- **WRITTEN INSTRUCTION**
Where the line containing "Type out the text in this image." appears, begin retyping; continue exactly through the final line of the data. Omit every picture.
— Start —
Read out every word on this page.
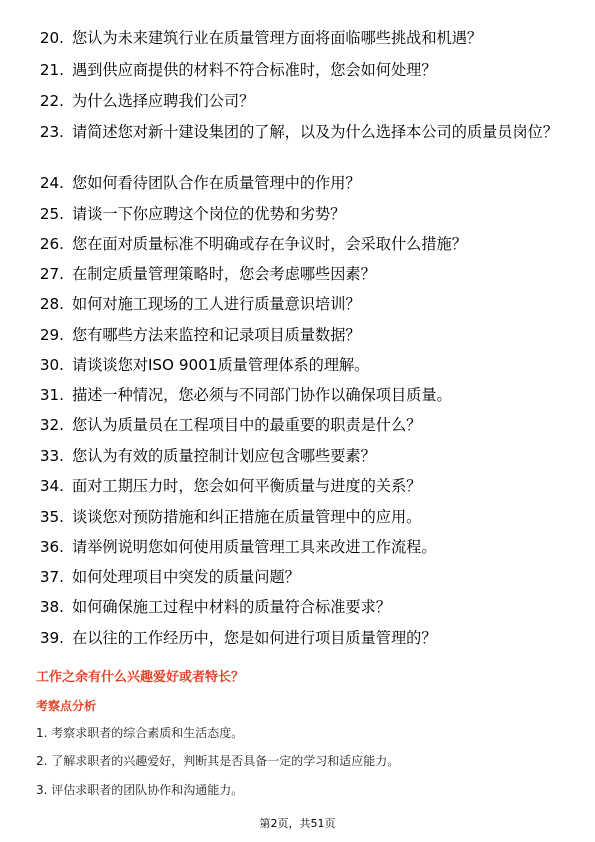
20. 您认为未来建筑行业在质量管理方面将面临哪些挑战和机遇？
21. 遇到供应商提供的材料不符合标准时，您会如何处理？
22. 为什么选择应聘我们公司？
23. 请简述您对新十建设集团的了解，以及为什么选择本公司的质量员岗位？
24. 您如何看待团队合作在质量管理中的作用？
25. 请谈一下你应聘这个岗位的优势和劣势？
26. 您在面对质量标准不明确或存在争议时，会采取什么措施？
27. 在制定质量管理策略时，您会考虑哪些因素？
28. 如何对施工现场的工人进行质量意识培训？
29. 您有哪些方法来监控和记录项目质量数据？
30. 请谈谈您对ISO 9001质量管理体系的理解。
31. 描述一种情况，您必须与不同部门协作以确保项目质量。
32. 您认为质量员在工程项目中的最重要的职责是什么？
33. 您认为有效的质量控制计划应包含哪些要素？
34. 面对工期压力时，您会如何平衡质量与进度的关系？
35. 谈谈您对预防措施和纠正措施在质量管理中的应用。
36. 请举例说明您如何使用质量管理工具来改进工作流程。
37. 如何处理项目中突发的质量问题？
38. 如何确保施工过程中材料的质量符合标准要求？
39. 在以往的工作经历中，您是如何进行项目质量管理的？
工作之余有什么兴趣爱好或者特长？
考察点分析
1. 考察求职者的综合素质和生活态度。
2. 了解求职者的兴趣爱好，判断其是否具备一定的学习和适应能力。
3. 评估求职者的团队协作和沟通能力。
第2页，共51页
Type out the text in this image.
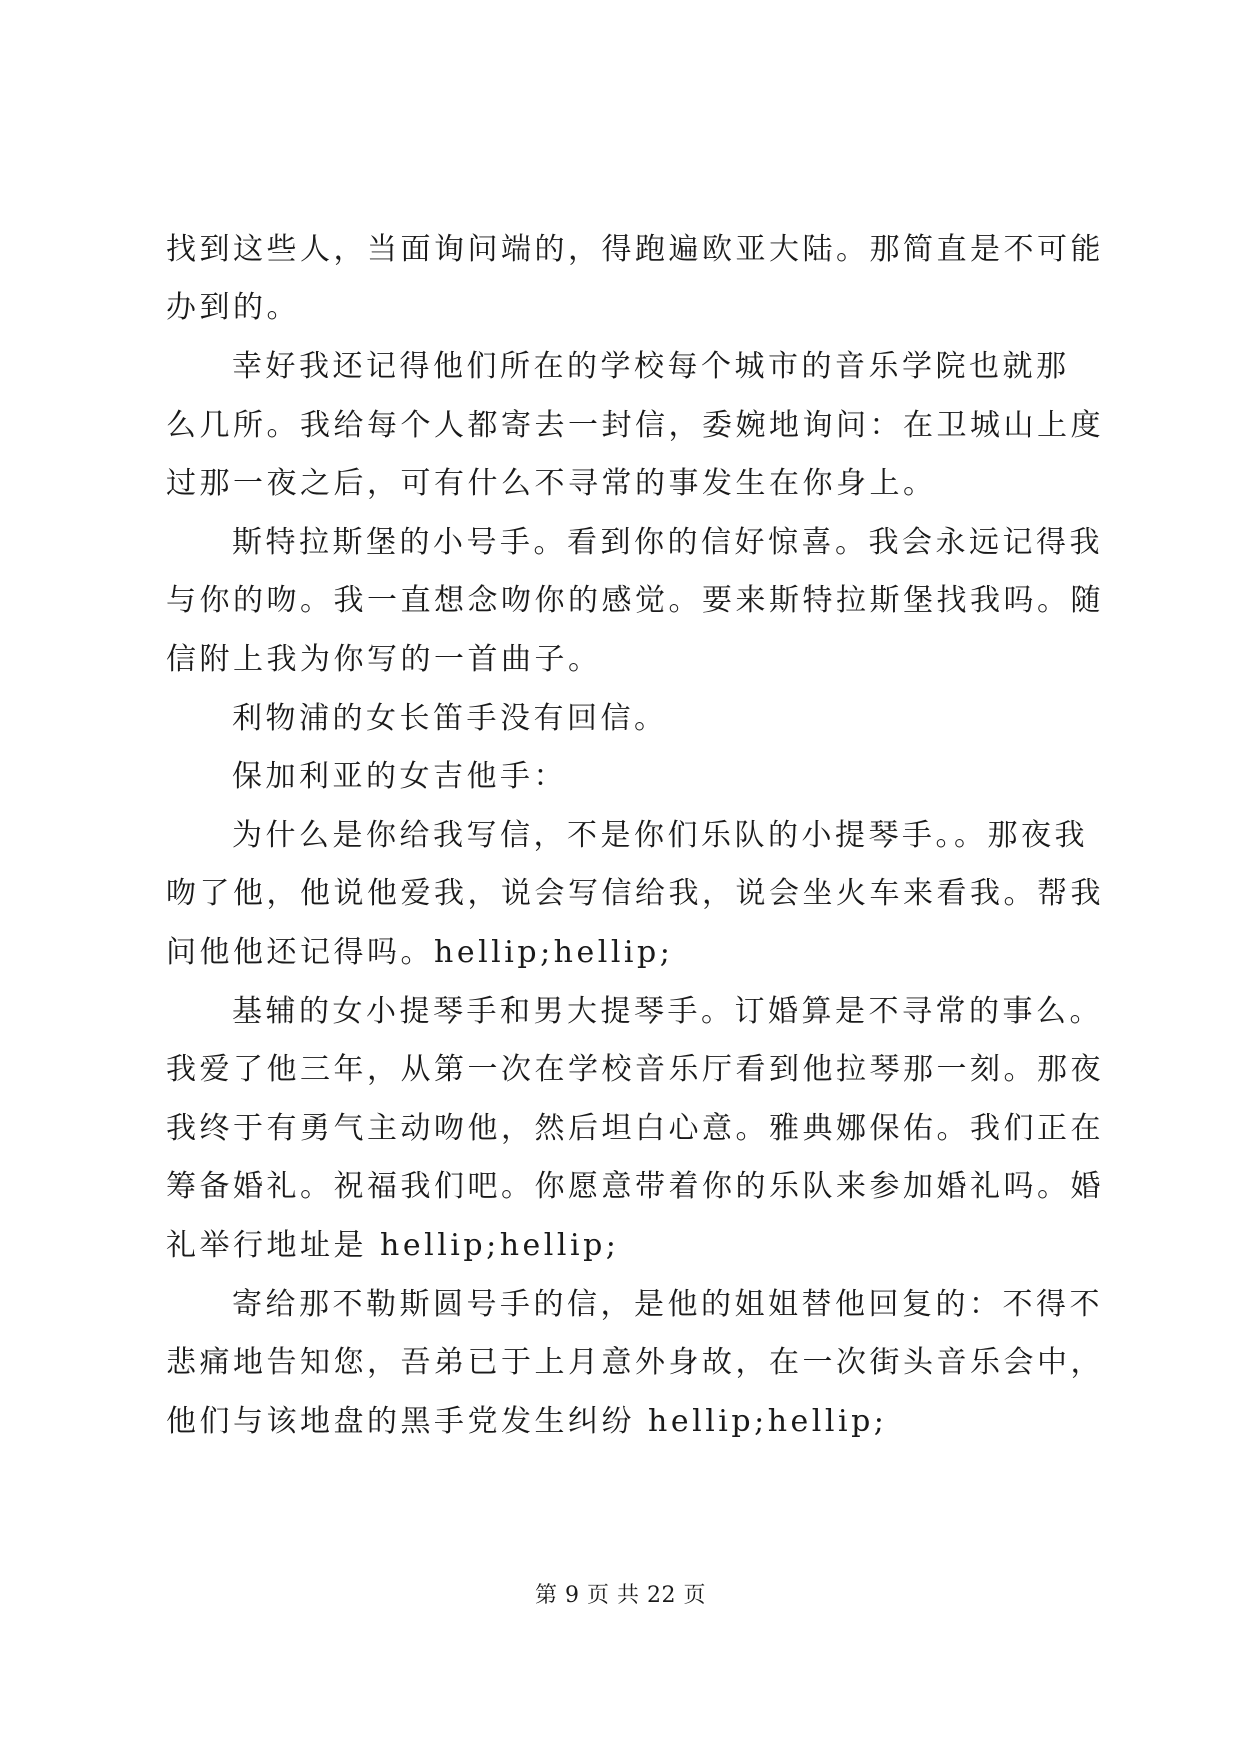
找到这些人，当面询问端的，得跑遍欧亚大陆。那简直是不可能
办到的。
幸好我还记得他们所在的学校每个城市的音乐学院也就那
么几所。我给每个人都寄去一封信，委婉地询问：在卫城山上度
过那一夜之后，可有什么不寻常的事发生在你身上。
斯特拉斯堡的小号手。看到你的信好惊喜。我会永远记得我
与你的吻。我一直想念吻你的感觉。要来斯特拉斯堡找我吗。随
信附上我为你写的一首曲子。
利物浦的女长笛手没有回信。
保加利亚的女吉他手：
为什么是你给我写信，不是你们乐队的小提琴手。。那夜我
吻了他，他说他爱我，说会写信给我，说会坐火车来看我。帮我
问他他还记得吗。hellip;hellip;
基辅的女小提琴手和男大提琴手。订婚算是不寻常的事么。
我爱了他三年，从第一次在学校音乐厅看到他拉琴那一刻。那夜
我终于有勇气主动吻他，然后坦白心意。雅典娜保佑。我们正在
筹备婚礼。祝福我们吧。你愿意带着你的乐队来参加婚礼吗。婚
礼举行地址是 hellip;hellip;
寄给那不勒斯圆号手的信，是他的姐姐替他回复的：不得不
悲痛地告知您，吾弟已于上月意外身故，在一次街头音乐会中，
他们与该地盘的黑手党发生纠纷 hellip;hellip;
第 9 页 共 22 页
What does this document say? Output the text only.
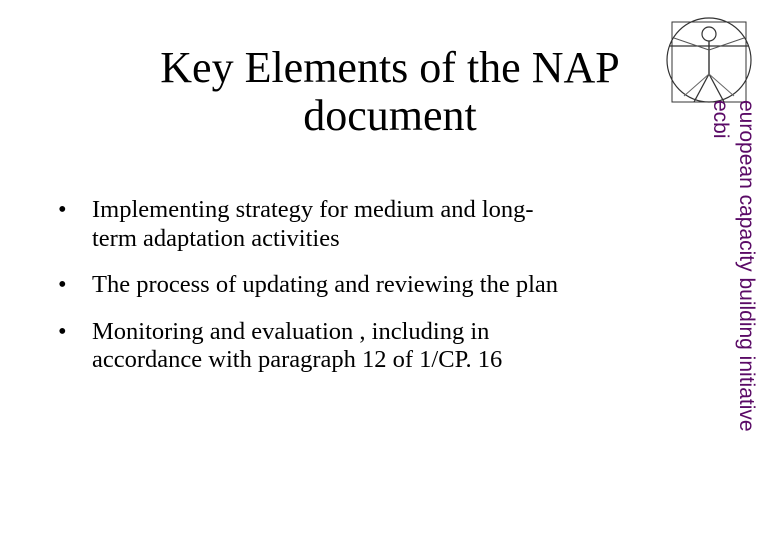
Key Elements of the NAP
document
• Implementing strategy for medium and long-
term adaptation activities
• The process of updating and reviewing the plan
• Monitoring and evaluation , including in
accordance with paragraph 12 of 1/CP. 16	european capacity building initiative
ecbi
— End —
- **WRITTEN ANSWER**
Type out the text in this image.
找到这些人，当面询问端的，得跑遍欧亚大陆。那简直是不可能
办到的。
幸好我还记得他们所在的学校每个城市的音乐学院也就那
么几所。我给每个人都寄去一封信，委婉地询问：在卫城山上度
过那一夜之后，可有什么不寻常的事发生在你身上。
斯特拉斯堡的小号手。看到你的信好惊喜。我会永远记得我
与你的吻。我一直想念吻你的感觉。要来斯特拉斯堡找我吗。随
信附上我为你写的一首曲子。
利物浦的女长笛手没有回信。
保加利亚的女吉他手：
为什么是你给我写信，不是你们乐队的小提琴手。。那夜我
吻了他，他说他爱我，说会写信给我，说会坐火车来看我。帮我
问他他还记得吗。hellip;hellip;
基辅的女小提琴手和男大提琴手。订婚算是不寻常的事么。
我爱了他三年，从第一次在学校音乐厅看到他拉琴那一刻。那夜
我终于有勇气主动吻他，然后坦白心意。雅典娜保佑。我们正在
筹备婚礼。祝福我们吧。你愿意带着你的乐队来参加婚礼吗。婚
礼举行地址是 hellip;hellip;
寄给那不勒斯圆号手的信，是他的姐姐替他回复的：不得不
悲痛地告知您，吾弟已于上月意外身故，在一次街头音乐会中，
他们与该地盘的黑手党发生纠纷 hellip;hellip;
第 9 页 共 22 页
What does this document say? Output the text only.
Key Elements of the NAP
document
• Implementing strategy for medium and long-
term adaptation activities
• The process of updating and reviewing the plan
• Monitoring and evaluation , including in
accordance with paragraph 12 of 1/CP. 16	european capacity building initiative
ecbi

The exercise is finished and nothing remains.